[Stored items]

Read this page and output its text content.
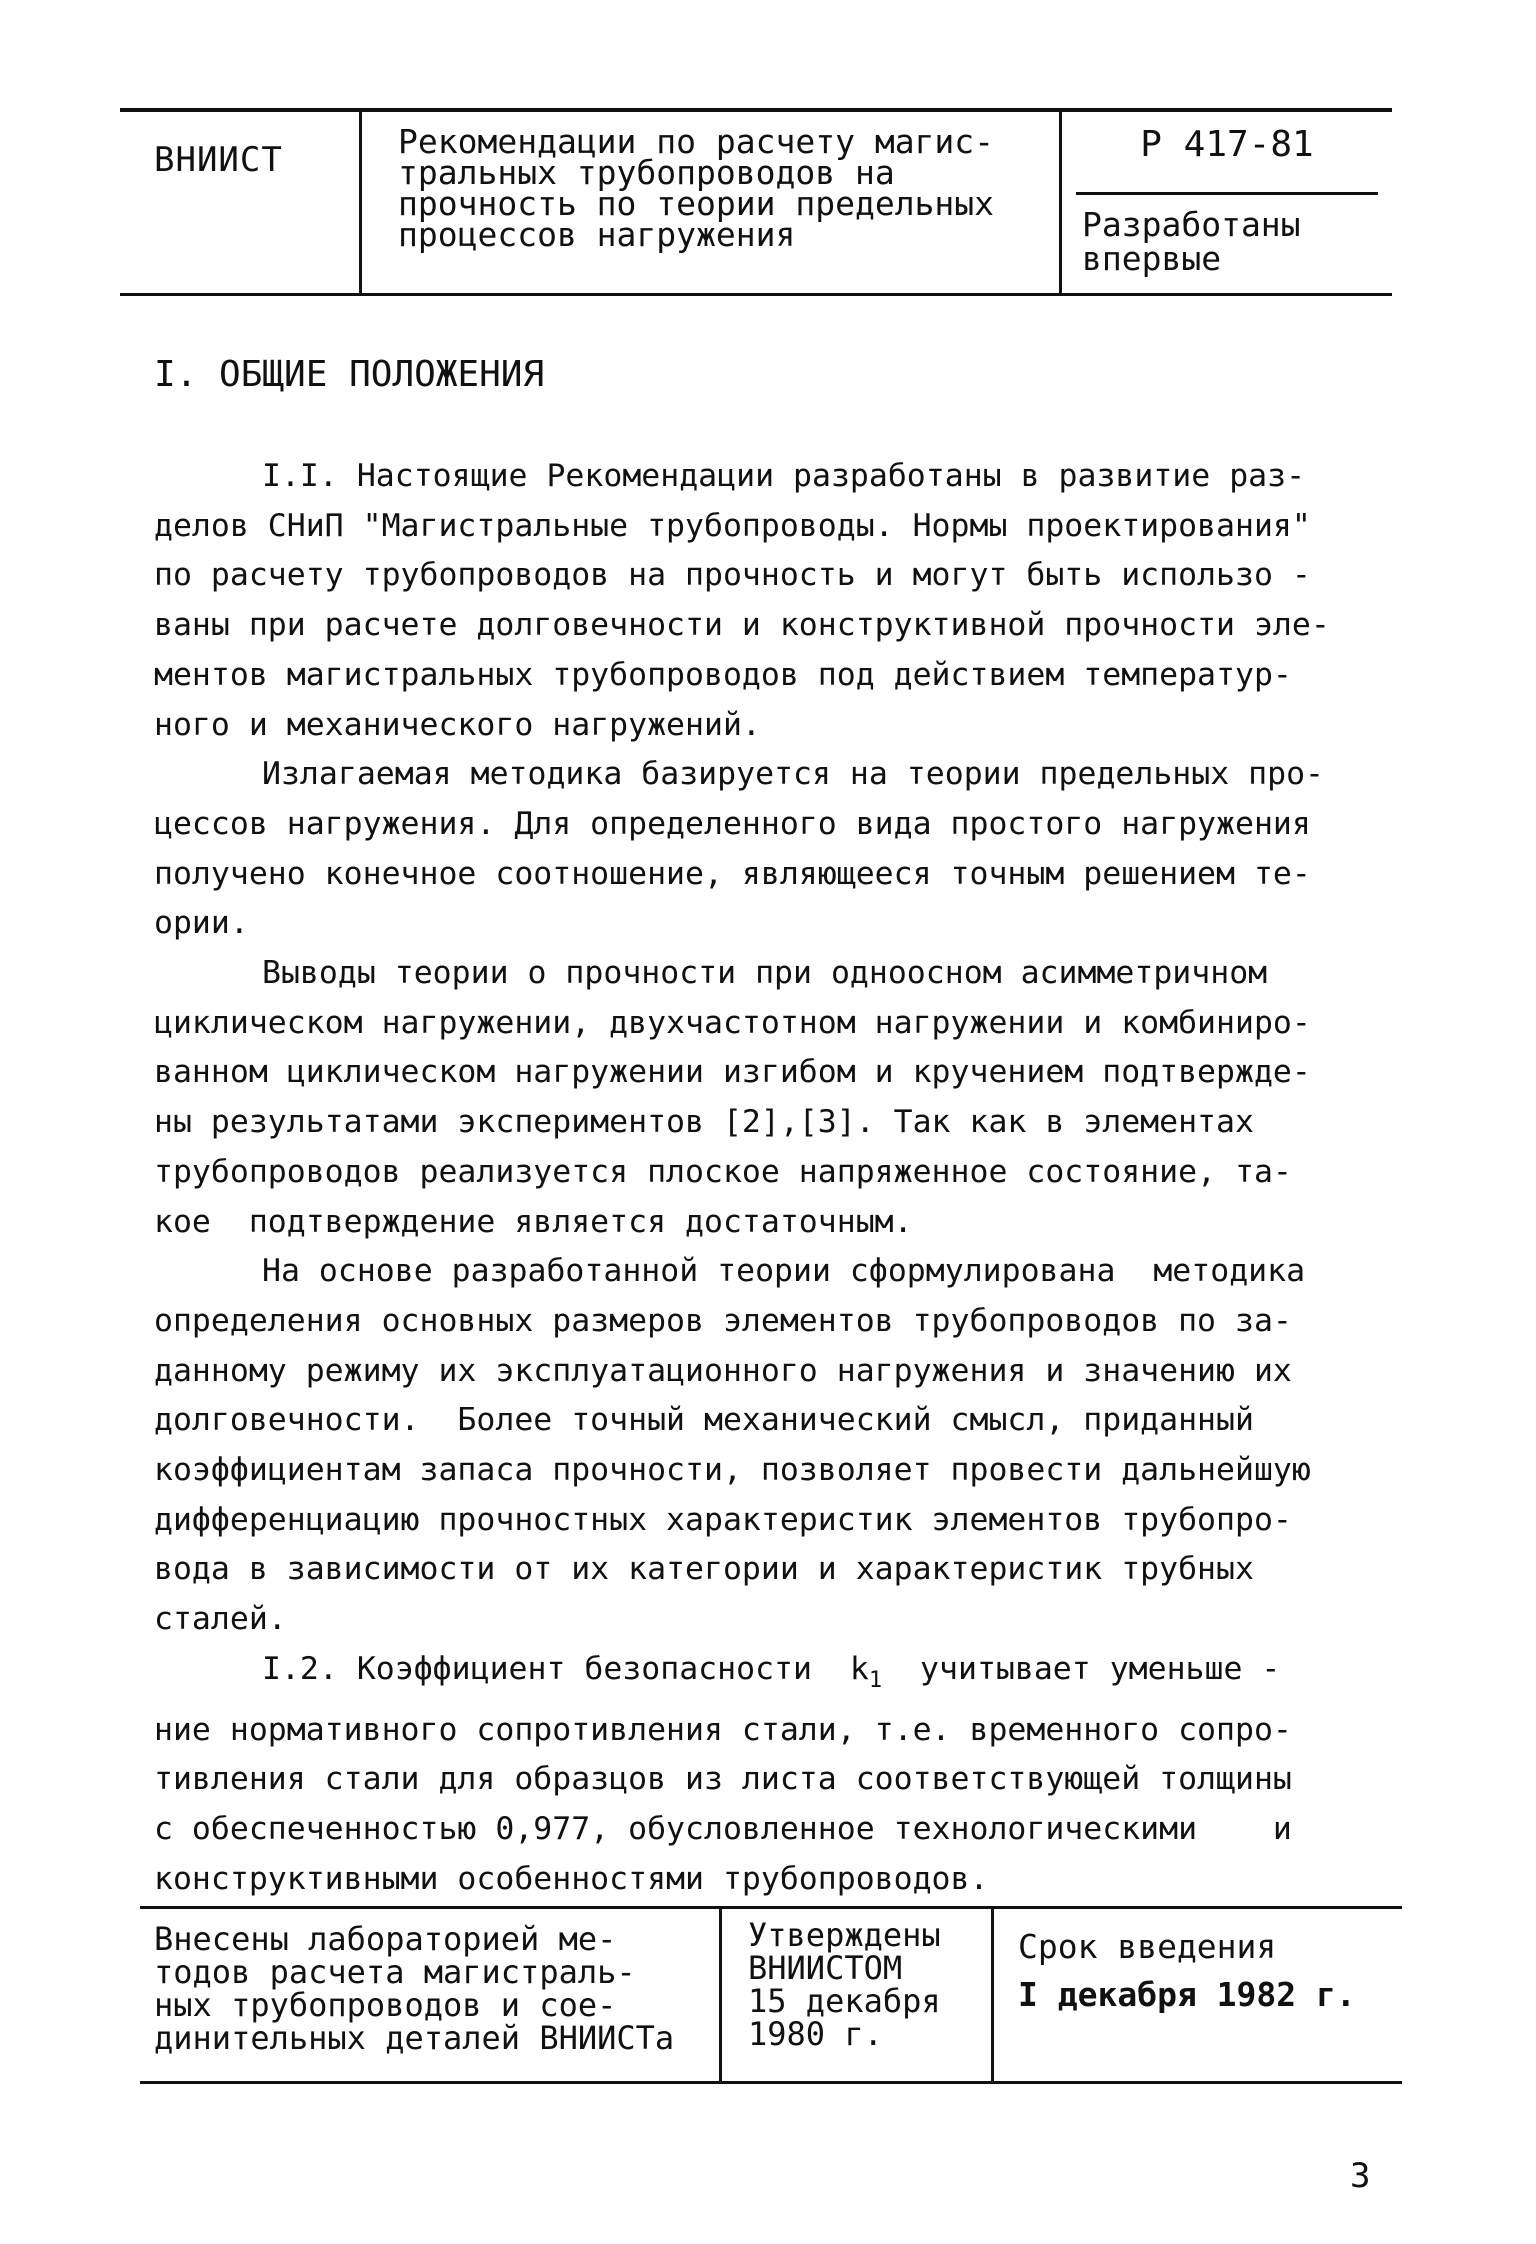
ВНИИСТ	Рекомендации по расчету магис-
тральных трубопроводов на
прочность по теории предельных
процессов нагружения
Р 417-81
Разработаны
впервые
I. ОБЩИЕ ПОЛОЖЕНИЯ

I.I. Настоящие Рекомендации разработаны в развитие раз-
делов СНиП "Магистральные трубопроводы. Нормы проектирования"
по расчету трубопроводов на прочность и могут быть использо -
ваны при расчете долговечности и конструктивной прочности эле-
ментов магистральных трубопроводов под действием температур-
ного и механического нагружений.

Излагаемая методика базируется на теории предельных про-
цессов нагружения. Для определенного вида простого нагружения
получено конечное соотношение, являющееся точным решением те-
ории.

Выводы теории о прочности при одноосном асимметричном
циклическом нагружении, двухчастотном нагружении и комбиниро-
ванном циклическом нагружении изгибом и кручением подтвержде-
ны результатами экспериментов [2],[3]. Так как в элементах
трубопроводов реализуется плоское напряженное состояние, та-
кое  подтверждение является достаточным.

На основе разработанной теории сформулирована  методика
определения основных размеров элементов трубопроводов по за-
данному режиму их эксплуатационного нагружения и значению их
долговечности.  Более точный механический смысл, приданный
коэффициентам запаса прочности, позволяет провести дальнейшую
дифференциацию прочностных характеристик элементов трубопро-
вода в зависимости от их категории и характеристик трубных
сталей.

I.2. Коэффициент безопасности  $k_1$  учитывает уменьше -
ние нормативного сопротивления стали, т.е. временного сопро-
тивления стали для образцов из листа соответствующей толщины
с обеспеченностью 0,977, обусловленное технологическими    и
конструктивными особенностями трубопроводов.

Внесены лабораторией ме-
тодов расчета магистраль-
ных трубопроводов и сое-
динительных деталей ВНИИСТа
Утверждены
ВНИИСТОМ
15 декабря
1980 г.
Срок введения
I декабря 1982 г.
3
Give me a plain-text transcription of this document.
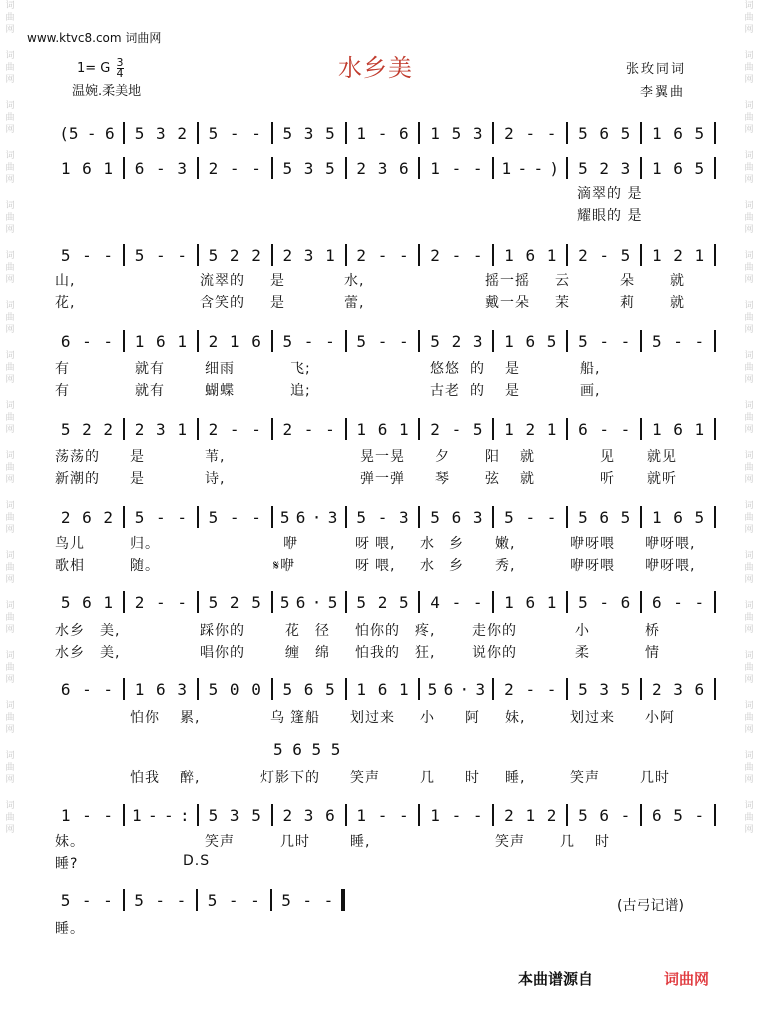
词
曲
网
词
曲
网
词
曲
网
词
曲
网
词
曲
网
词
曲
网
词
曲
网
词
曲
网
词
曲
网
词
曲
网
词
曲
网
词
曲
网
词
曲
网
词
曲
网
词
曲
网
词
曲
网
词
曲
网
词
曲
网
词
曲
网
词
曲
网
词
曲
网
词
曲
网
词
曲
网
词
曲
网
词
曲
网
词
曲
网
词
曲
网
词
曲
网
词
曲
网
词
曲
网
词
曲
网
词
曲
网
词
曲
网
词
曲
网
www.ktvc8.com 词曲网
水乡美
1= G $\frac{3}{4}$
温婉.柔美地
张玫同词
李翼曲
(5 - 6 5 3 2 5 - - 5 3 5 1 - 6 1 5 3 2 - - 5 6 5 1 6 5
1 6 1 6 - 3 2 - - 5 3 5 2 3 6 1 - - 1 - - ) 5 2 3 1 6 5
5 - - 5 - - 5 2 2 2 3 1 2 - - 2 - - 1 6 1 2 - 5 1 2 1
6 - - 1 6 1 2 1 6 5 - - 5 - - 5 2 3 1 6 5 5 - - 5 - -
5 2 2 2 3 1 2 - - 2 - - 1 6 1 2 - 5 1 2 1 6 - - 1 6 1
2 6 2 5 - - 5 - - 5 6 · 3 5 - 3 5 6 3 5 - - 5 6 5 1 6 5
5 6 1 2 - - 5 2 5 5 6 · 5 5 2 5 4 - - 1 6 1 5 - 6 6 - -
6 - - 1 6 3 5 0 0 5 6 5 1 6 1 5 6 · 3 2 - - 5 3 5 2 3 6
1 - - 1 - - : 5 3 5 2 3 6 1 - - 1 - - 2 1 2 5 6 - 6 5 -
5 - - 5 - - 5 - - 5 - -
滴翠的 是
耀眼的 是
山,	流翠的 是	水,	摇一摇 云	朵	就
花,	含笑的 是	蕾,	戴一朵 茉	莉	就
有	就有	细雨	飞;	悠悠 的 是	船,
有	就有	蝴蝶	追;	古老 的 是	画,
荡荡的 是	苇,	晃一晃 夕	阳 就	见 就见
新潮的 是	诗,	弹一弹 琴	弦 就	听 就听
鸟儿	归。	咿	呀 喂, 水 乡 嫩,	咿呀喂 咿呀喂,
歌相	随。	𝄋咿	呀 喂, 水 乡 秀,	咿呀喂 咿呀喂,
水乡 美,	踩你的	花 径 怕你的 疼,	走你的	小	桥
水乡 美,	唱你的	缠 绵 怕我的 狂,	说你的	柔	情
怕你 累,	乌 篷船 划过来 小 阿 妹,	划过来 小阿
怕我 醉,	灯影下的 笑声	几 时 睡,	笑声	几时
妹。	笑声	几时	睡,	笑声	几 时
睡?	D.S
睡。
5 6 5 5
(古弓记谱)
本曲谱源自	词曲网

Given instruction
Give back word for word the lines from the one containing "Give me a plain-text" through the final line of the data above. Pictures are to be left out.

Answer below
Give me a plain-text transcription of this document.
词
曲
网
词
曲
网
词
曲
网
词
曲
网
词
曲
网
词
曲
网
词
曲
网
词
曲
网
词
曲
网
词
曲
网
词
曲
网
词
曲
网
词
曲
网
词
曲
网
词
曲
网
词
曲
网
词
曲
网
词
曲
网
词
曲
网
词
曲
网
词
曲
网
词
曲
网
词
曲
网
词
曲
网
词
曲
网
词
曲
网
词
曲
网
词
曲
网
词
曲
网
词
曲
网
词
曲
网
词
曲
网
词
曲
网
词
曲
网
www.ktvc8.com 词曲网
水乡美
1= G $\frac{3}{4}$
温婉.柔美地
张玫同词
李翼曲
(5 - 6 5 3 2 5 - - 5 3 5 1 - 6 1 5 3 2 - - 5 6 5 1 6 5
1 6 1 6 - 3 2 - - 5 3 5 2 3 6 1 - - 1 - - ) 5 2 3 1 6 5
5 - - 5 - - 5 2 2 2 3 1 2 - - 2 - - 1 6 1 2 - 5 1 2 1
6 - - 1 6 1 2 1 6 5 - - 5 - - 5 2 3 1 6 5 5 - - 5 - -
5 2 2 2 3 1 2 - - 2 - - 1 6 1 2 - 5 1 2 1 6 - - 1 6 1
2 6 2 5 - - 5 - - 5 6 · 3 5 - 3 5 6 3 5 - - 5 6 5 1 6 5
5 6 1 2 - - 5 2 5 5 6 · 5 5 2 5 4 - - 1 6 1 5 - 6 6 - -
6 - - 1 6 3 5 0 0 5 6 5 1 6 1 5 6 · 3 2 - - 5 3 5 2 3 6
1 - - 1 - - : 5 3 5 2 3 6 1 - - 1 - - 2 1 2 5 6 - 6 5 -
5 - - 5 - - 5 - - 5 - -
滴翠的 是
耀眼的 是
山,	流翠的 是	水,	摇一摇 云	朵	就
花,	含笑的 是	蕾,	戴一朵 茉	莉	就
有	就有	细雨	飞;	悠悠 的 是	船,
有	就有	蝴蝶	追;	古老 的 是	画,
荡荡的 是	苇,	晃一晃 夕	阳 就	见 就见
新潮的 是	诗,	弹一弹 琴	弦 就	听 就听
鸟儿	归。	咿	呀 喂, 水 乡 嫩,	咿呀喂 咿呀喂,
歌相	随。	𝄋咿	呀 喂, 水 乡 秀,	咿呀喂 咿呀喂,
水乡 美,	踩你的	花 径 怕你的 疼,	走你的	小	桥
水乡 美,	唱你的	缠 绵 怕我的 狂,	说你的	柔	情
怕你 累,	乌 篷船 划过来 小 阿 妹,	划过来 小阿
怕我 醉,	灯影下的 笑声	几 时 睡,	笑声	几时
妹。	笑声	几时	睡,	笑声	几 时
睡?	D.S
睡。
5 6 5 5
(古弓记谱)
本曲谱源自	词曲网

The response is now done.